■ WRITTEN PROBLEM: Each record below should be output verbatim, without pictures.

Data extracted from a collection
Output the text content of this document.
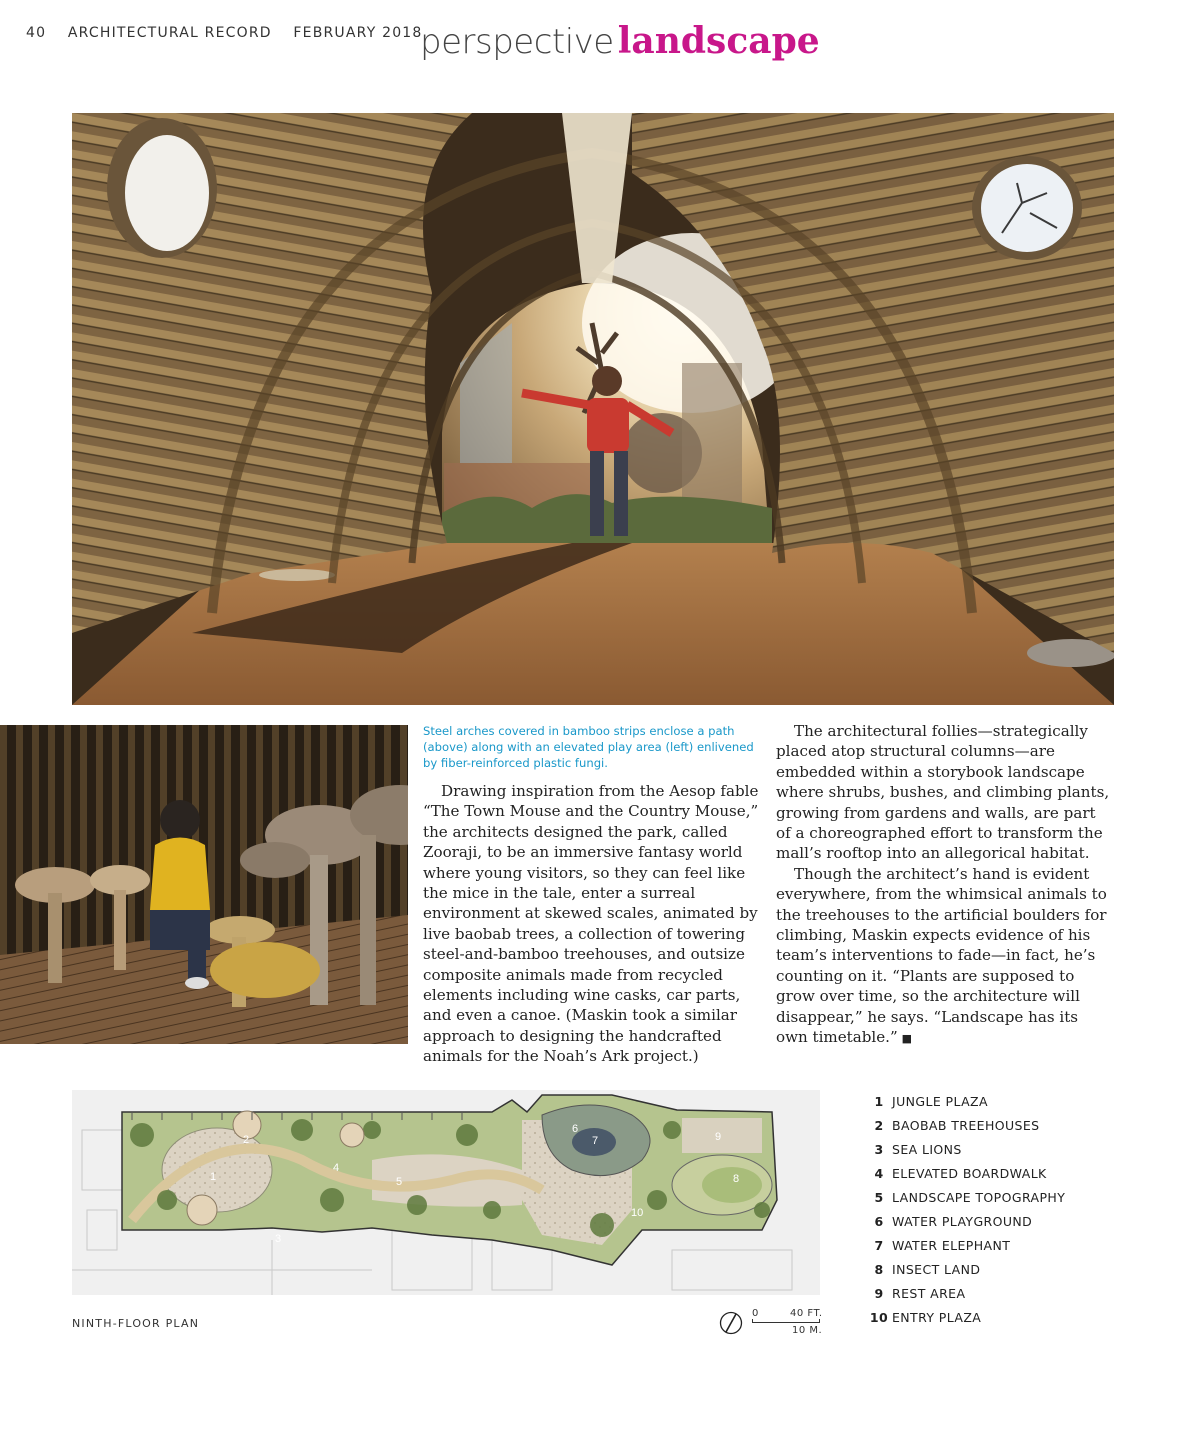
40 ARCHITECTURAL RECORD FEBRUARY 2018
perspective landscape
Steel arches covered in bamboo strips enclose a path (above) along with an elevated play area (left) enlivened by fiber-reinforced plastic fungi.

Drawing inspiration from the Aesop fable “The Town Mouse and the Country Mouse,” the architects designed the park, called Zooraji, to be an immersive fantasy world where young visitors, so they can feel like the mice in the tale, enter a surreal environment at skewed scales, animated by live baobab trees, a collection of towering steel-and-bamboo treehouses, and outsize composite animals made from recycled elements including wine casks, car parts, and even a canoe. (Maskin took a similar approach to designing the handcrafted animals for the Noah’s Ark project.)

The architectural follies—strategically placed atop structural columns—are embedded within a storybook landscape where shrubs, bushes, and climbing plants, growing from gardens and walls, are part of a choreographed effort to transform the mall’s rooftop into an allegorical habitat.

Though the architect’s hand is evident everywhere, from the whimsical animals to the treehouses to the artificial boulders for climbing, Maskin expects evidence of his team’s interventions to fade—in fact, he’s counting on it. “Plants are supposed to grow over time, so the architecture will disappear,” he says. “Landscape has its own timetable.” ■

1
2
3
4
5
6
7
8
9
10
NINTH-FLOOR PLAN
0	40 FT.
10 M.
1 JUNGLE PLAZA
2 BAOBAB TREEHOUSES
3 SEA LIONS
4 ELEVATED BOARDWALK
5 LANDSCAPE TOPOGRAPHY
6 WATER PLAYGROUND
7 WATER ELEPHANT
8 INSECT LAND
9 REST AREA
10 ENTRY PLAZA
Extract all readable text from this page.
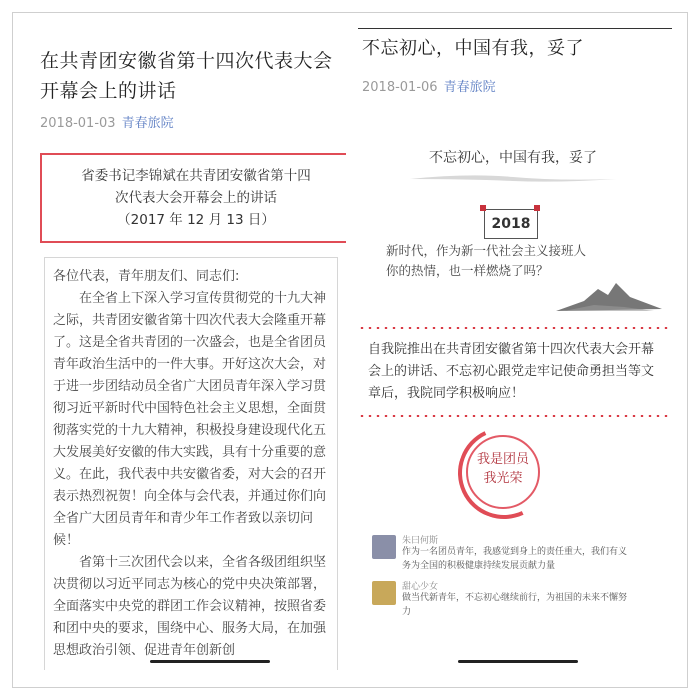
在共青团安徽省第十四次代表大会开幕会上的讲话
2018-01-03 青春旅院
省委书记李锦斌在共青团安徽省第十四
次代表大会开幕会上的讲话
（2017 年 12 月 13 日）

各位代表，青年朋友们、同志们:

在全省上下深入学习宣传贯彻党的十九大神之际，共青团安徽省第十四次代表大会隆重开幕了。这是全省共青团的一次盛会，也是全省团员青年政治生活中的一件大事。开好这次大会，对于进一步团结动员全省广大团员青年深入学习贯彻习近平新时代中国特色社会主义思想，全面贯彻落实党的十九大精神，积极投身建设现代化五大发展美好安徽的伟大实践，具有十分重要的意义。在此，我代表中共安徽省委，对大会的召开表示热烈祝贺！向全体与会代表，并通过你们向全省广大团员青年和青少年工作者致以亲切问候！

省第十三次团代会以来，全省各级团组织坚决贯彻以习近平同志为核心的党中央决策部署，全面落实中央党的群团工作会议精神，按照省委和团中央的要求，围绕中心、服务大局，在加强思想政治引领、促进青年创新创

不忘初心，中国有我，妥了
2018-01-06 青春旅院
不忘初心，中国有我，妥了
2018
新时代，作为新一代社会主义接班人
你的热情，也一样燃烧了吗？
自我院推出在共青团安徽省第十四次代表大会开幕会上的讲话、不忘初心跟党走牢记使命勇担当等文章后，我院同学积极响应！
我是团员
我光荣
朱曰何斯
作为一名团员青年，我感觉到身上的责任重大，我们有义务为全国的积极健康持续发展贡献力量
甜心少女
做当代新青年，不忘初心继续前行，为祖国的未来不懈努力
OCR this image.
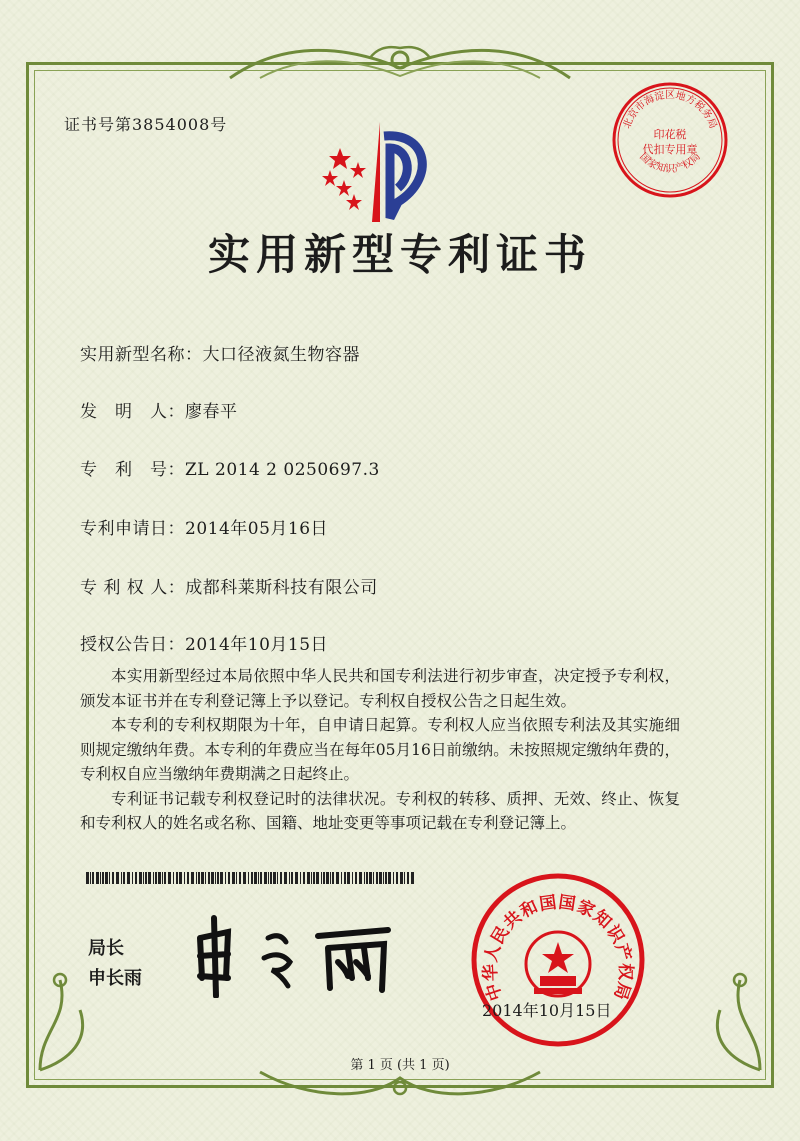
证书号第3854008号	北京市海淀区地方税务局
印花税
代扣专用章
国家知识产权局
实用新型专利证书
实用新型名称：大口径液氮生物容器
发　明　人：廖春平
专　利　号：ZL 2014 2 0250697.3
专利申请日：2014年05月16日
专 利 权 人：成都科莱斯科技有限公司
授权公告日：2014年10月15日

本实用新型经过本局依照中华人民共和国专利法进行初步审查，决定授予专利权，颁发本证书并在专利登记簿上予以登记。专利权自授权公告之日起生效。

本专利的专利权期限为十年，自申请日起算。专利权人应当依照专利法及其实施细则规定缴纳年费。本专利的年费应当在每年05月16日前缴纳。未按照规定缴纳年费的，专利权自应当缴纳年费期满之日起终止。

专利证书记载专利权登记时的法律状况。专利权的转移、质押、无效、终止、恢复和专利权人的姓名或名称、国籍、地址变更等事项记载在专利登记簿上。

局长
申长雨
中华人民共和国国家知识产权局
2014年10月15日
第 1 页 (共 1 页)
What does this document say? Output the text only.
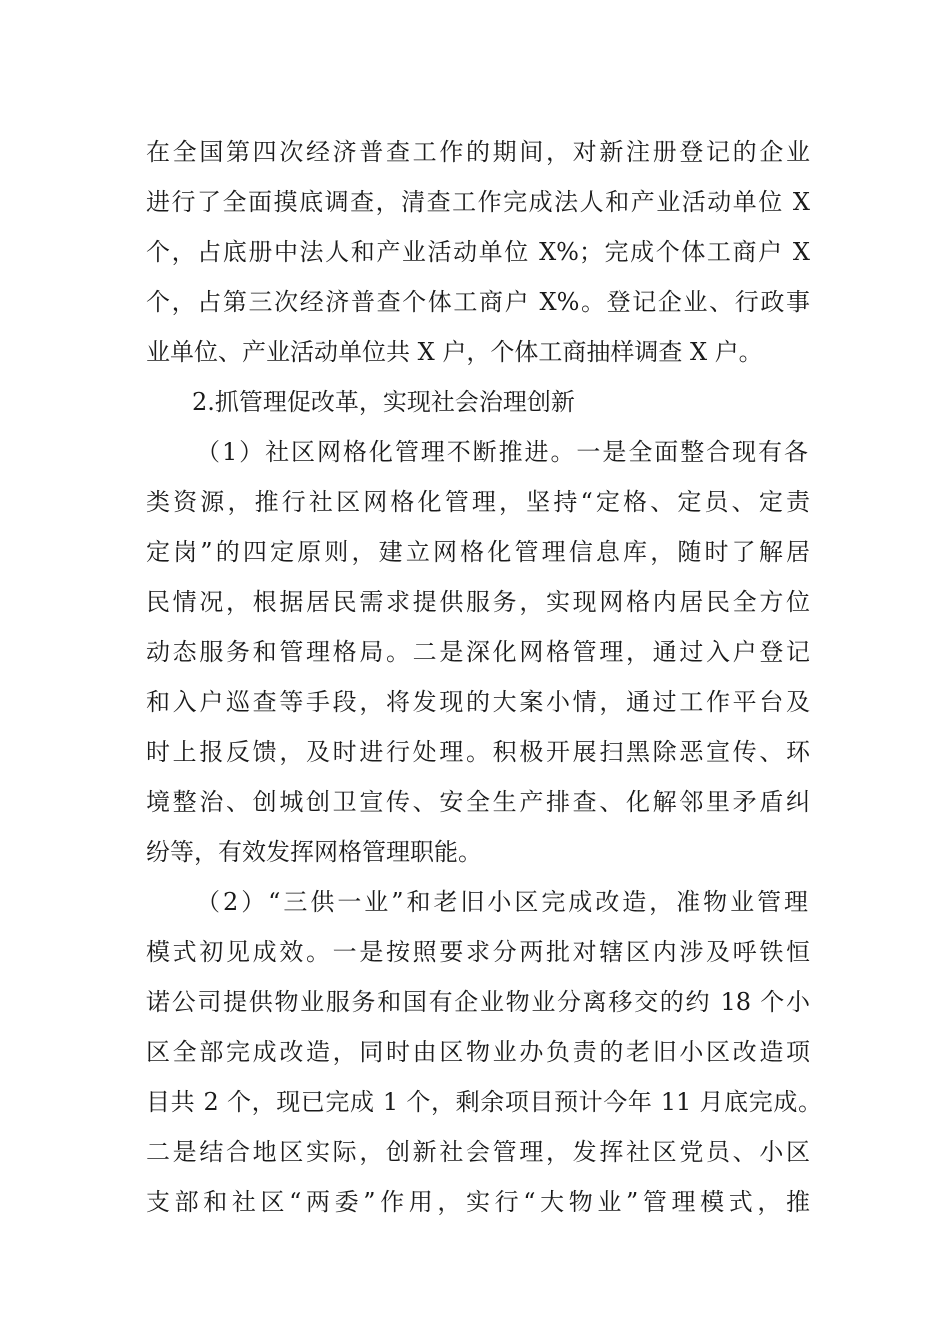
在全国第四次经济普查工作的期间，对新注册登记的企业
进行了全面摸底调查，清查工作完成法人和产业活动单位 X
个，占底册中法人和产业活动单位 X%；完成个体工商户 X
个，占第三次经济普查个体工商户 X%。登记企业、行政事
业单位、产业活动单位共 X 户，个体工商抽样调查 X 户。
2.抓管理促改革，实现社会治理创新
（1）社区网格化管理不断推进。一是全面整合现有各
类资源，推行社区网格化管理，坚持“定格、定员、定责
定岗”的四定原则，建立网格化管理信息库，随时了解居
民情况，根据居民需求提供服务，实现网格内居民全方位
动态服务和管理格局。二是深化网格管理，通过入户登记
和入户巡查等手段，将发现的大案小情，通过工作平台及
时上报反馈，及时进行处理。积极开展扫黑除恶宣传、环
境整治、创城创卫宣传、安全生产排查、化解邻里矛盾纠
纷等，有效发挥网格管理职能。
（2）“三供一业”和老旧小区完成改造，准物业管理
模式初见成效。一是按照要求分两批对辖区内涉及呼铁恒
诺公司提供物业服务和国有企业物业分离移交的约 18 个小
区全部完成改造，同时由区物业办负责的老旧小区改造项
目共 2 个，现已完成 1 个，剩余项目预计今年 11 月底完成。
二是结合地区实际，创新社会管理，发挥社区党员、小区
支部和社区“两委”作用，实行“大物业”管理模式，推
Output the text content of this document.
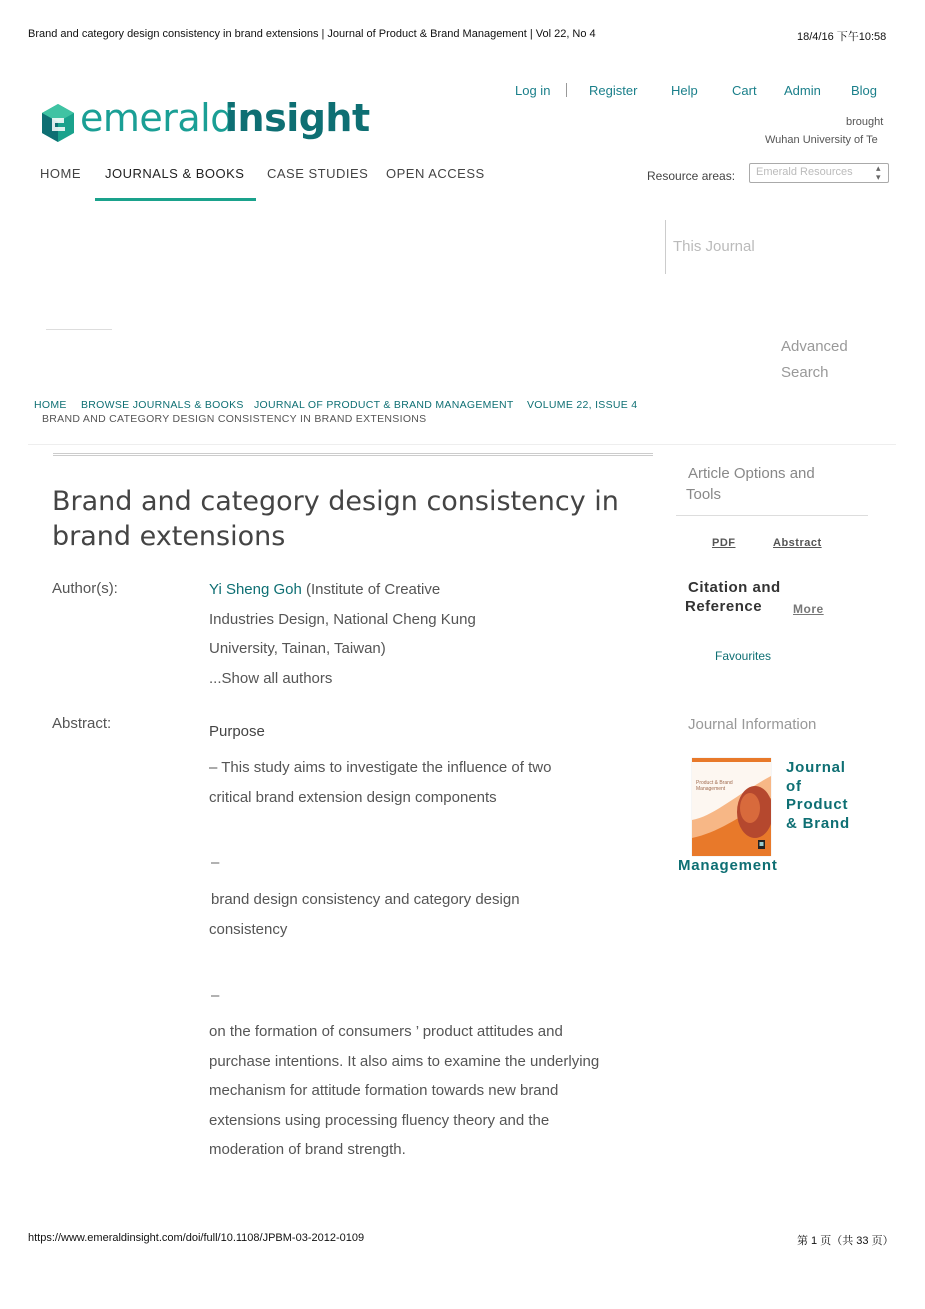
Brand and category design consistency in brand extensions | Journal of Product & Brand Management | Vol 22, No 4	18/4/16 下午10:58
emerald
insight
Log in	Register	Help	Cart Admin Blog
brought
Wuhan University of Te
HOME JOURNALS & BOOKS CASE STUDIES OPEN ACCESS	Resource areas: Emerald Resources	▴
▾
This Journal
Advanced
Search
HOME BROWSE JOURNALS & BOOKS JOURNAL OF PRODUCT & BRAND MANAGEMENT VOLUME 22, ISSUE 4
BRAND AND CATEGORY DESIGN CONSISTENCY IN BRAND EXTENSIONS
Brand and category design consistency in
brand extensions
Author(s):	Yi Sheng Goh (Institute of Creative
Industries Design, National Cheng Kung
University, Tainan, Taiwan)
...Show all authors
Abstract:	Purpose
– This study aims to investigate the influence of two
critical brand extension design components
–
brand design consistency and category design
consistency
–
on the formation of consumers ’ product attitudes and
purchase intentions. It also aims to examine the underlying
mechanism for attitude formation towards new brand
extensions using processing fluency theory and the
moderation of brand strength.
Article Options and
Tools
PDF	Abstract
Citation and
Reference	More
Favourites
Journal Information
Product & Brand Management
Journal
of
Product
& Brand
Management
https://www.emeraldinsight.com/doi/full/10.1108/JPBM-03-2012-0109	第 1 页（共 33 页）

■ THE RESPONSE:
Output the text content of this document.
40 ARCHITECTURAL RECORD FEBRUARY 2018
perspective landscape
Steel arches covered in bamboo strips enclose a path (above) along with an elevated play area (left) enlivened by fiber-reinforced plastic fungi.

Drawing inspiration from the Aesop fable “The Town Mouse and the Country Mouse,” the architects designed the park, called Zooraji, to be an immersive fantasy world where young visitors, so they can feel like the mice in the tale, enter a surreal environment at skewed scales, animated by live baobab trees, a collection of towering steel-and-bamboo treehouses, and outsize composite animals made from recycled elements including wine casks, car parts, and even a canoe. (Maskin took a similar approach to designing the handcrafted animals for the Noah’s Ark project.)

The architectural follies—strategically placed atop structural columns—are embedded within a storybook landscape where shrubs, bushes, and climbing plants, growing from gardens and walls, are part of a choreographed effort to transform the mall’s rooftop into an allegorical habitat.

Though the architect’s hand is evident everywhere, from the whimsical animals to the treehouses to the artificial boulders for climbing, Maskin expects evidence of his team’s interventions to fade—in fact, he’s counting on it. “Plants are supposed to grow over time, so the architecture will disappear,” he says. “Landscape has its own timetable.” ■

1
2
3
4
5
6
7
8
9
10
NINTH-FLOOR PLAN
0	40 FT.
10 M.
1 JUNGLE PLAZA
2 BAOBAB TREEHOUSES
3 SEA LIONS
4 ELEVATED BOARDWALK
5 LANDSCAPE TOPOGRAPHY
6 WATER PLAYGROUND
7 WATER ELEPHANT
8 INSECT LAND
9 REST AREA
10 ENTRY PLAZA
Extract all readable text from this page.
在共青团安徽省第十四次代表大会开幕会上的讲话
2018-01-03 青春旅院
省委书记李锦斌在共青团安徽省第十四
次代表大会开幕会上的讲话
（2017 年 12 月 13 日）

各位代表，青年朋友们、同志们:

在全省上下深入学习宣传贯彻党的十九大神之际，共青团安徽省第十四次代表大会隆重开幕了。这是全省共青团的一次盛会，也是全省团员青年政治生活中的一件大事。开好这次大会，对于进一步团结动员全省广大团员青年深入学习贯彻习近平新时代中国特色社会主义思想，全面贯彻落实党的十九大精神，积极投身建设现代化五大发展美好安徽的伟大实践，具有十分重要的意义。在此，我代表中共安徽省委，对大会的召开表示热烈祝贺！向全体与会代表，并通过你们向全省广大团员青年和青少年工作者致以亲切问候！

省第十三次团代会以来，全省各级团组织坚决贯彻以习近平同志为核心的党中央决策部署，全面落实中央党的群团工作会议精神，按照省委和团中央的要求，围绕中心、服务大局，在加强思想政治引领、促进青年创新创

不忘初心，中国有我，妥了
2018-01-06 青春旅院
不忘初心，中国有我，妥了
2018
新时代，作为新一代社会主义接班人
你的热情，也一样燃烧了吗？
自我院推出在共青团安徽省第十四次代表大会开幕会上的讲话、不忘初心跟党走牢记使命勇担当等文章后，我院同学积极响应！
我是团员
我光荣
朱曰何斯
作为一名团员青年，我感觉到身上的责任重大，我们有义务为全国的积极健康持续发展贡献力量
甜心少女
做当代新青年，不忘初心继续前行，为祖国的未来不懈努力
OCR this image.
证书号第3854008号	北京市海淀区地方税务局
印花税
代扣专用章
国家知识产权局
实用新型专利证书
实用新型名称：大口径液氮生物容器
发　明　人：廖春平
专　利　号：ZL 2014 2 0250697.3
专利申请日：2014年05月16日
专 利 权 人：成都科莱斯科技有限公司
授权公告日：2014年10月15日

本实用新型经过本局依照中华人民共和国专利法进行初步审查，决定授予专利权，颁发本证书并在专利登记簿上予以登记。专利权自授权公告之日起生效。

本专利的专利权期限为十年，自申请日起算。专利权人应当依照专利法及其实施细则规定缴纳年费。本专利的年费应当在每年05月16日前缴纳。未按照规定缴纳年费的，专利权自应当缴纳年费期满之日起终止。

专利证书记载专利权登记时的法律状况。专利权的转移、质押、无效、终止、恢复和专利权人的姓名或名称、国籍、地址变更等事项记载在专利登记簿上。

局长
申长雨
中华人民共和国国家知识产权局
2014年10月15日
第 1 页 (共 1 页)
What does this document say? Output the text only.
在全国第四次经济普查工作的期间，对新注册登记的企业
进行了全面摸底调查，清查工作完成法人和产业活动单位 X
个，占底册中法人和产业活动单位 X%；完成个体工商户 X
个，占第三次经济普查个体工商户 X%。登记企业、行政事
业单位、产业活动单位共 X 户，个体工商抽样调查 X 户。
2.抓管理促改革，实现社会治理创新
（1）社区网格化管理不断推进。一是全面整合现有各
类资源，推行社区网格化管理，坚持“定格、定员、定责
定岗”的四定原则，建立网格化管理信息库，随时了解居
民情况，根据居民需求提供服务，实现网格内居民全方位
动态服务和管理格局。二是深化网格管理，通过入户登记
和入户巡查等手段，将发现的大案小情，通过工作平台及
时上报反馈，及时进行处理。积极开展扫黑除恶宣传、环
境整治、创城创卫宣传、安全生产排查、化解邻里矛盾纠
纷等，有效发挥网格管理职能。
（2）“三供一业”和老旧小区完成改造，准物业管理
模式初见成效。一是按照要求分两批对辖区内涉及呼铁恒
诺公司提供物业服务和国有企业物业分离移交的约 18 个小
区全部完成改造，同时由区物业办负责的老旧小区改造项
目共 2 个，现已完成 1 个，剩余项目预计今年 11 月底完成。
二是结合地区实际，创新社会管理，发挥社区党员、小区
支部和社区“两委”作用，实行“大物业”管理模式，推
Output the text content of this document.
Brand and category design consistency in brand extensions | Journal of Product & Brand Management | Vol 22, No 4	18/4/16 下午10:58
emerald
insight
Log in	Register	Help	Cart Admin Blog
brought
Wuhan University of Te
HOME JOURNALS & BOOKS CASE STUDIES OPEN ACCESS	Resource areas: Emerald Resources	▴
▾
This Journal
Advanced
Search
HOME BROWSE JOURNALS & BOOKS JOURNAL OF PRODUCT & BRAND MANAGEMENT VOLUME 22, ISSUE 4
BRAND AND CATEGORY DESIGN CONSISTENCY IN BRAND EXTENSIONS
Brand and category design consistency in
brand extensions
Author(s):	Yi Sheng Goh (Institute of Creative
Industries Design, National Cheng Kung
University, Tainan, Taiwan)
...Show all authors
Abstract:	Purpose
– This study aims to investigate the influence of two
critical brand extension design components
–
brand design consistency and category design
consistency
–
on the formation of consumers ’ product attitudes and
purchase intentions. It also aims to examine the underlying
mechanism for attitude formation towards new brand
extensions using processing fluency theory and the
moderation of brand strength.
Article Options and
Tools
PDF	Abstract
Citation and
Reference	More
Favourites
Journal Information
Product & Brand Management
Journal
of
Product
& Brand
Management
https://www.emeraldinsight.com/doi/full/10.1108/JPBM-03-2012-0109	第 1 页（共 33 页）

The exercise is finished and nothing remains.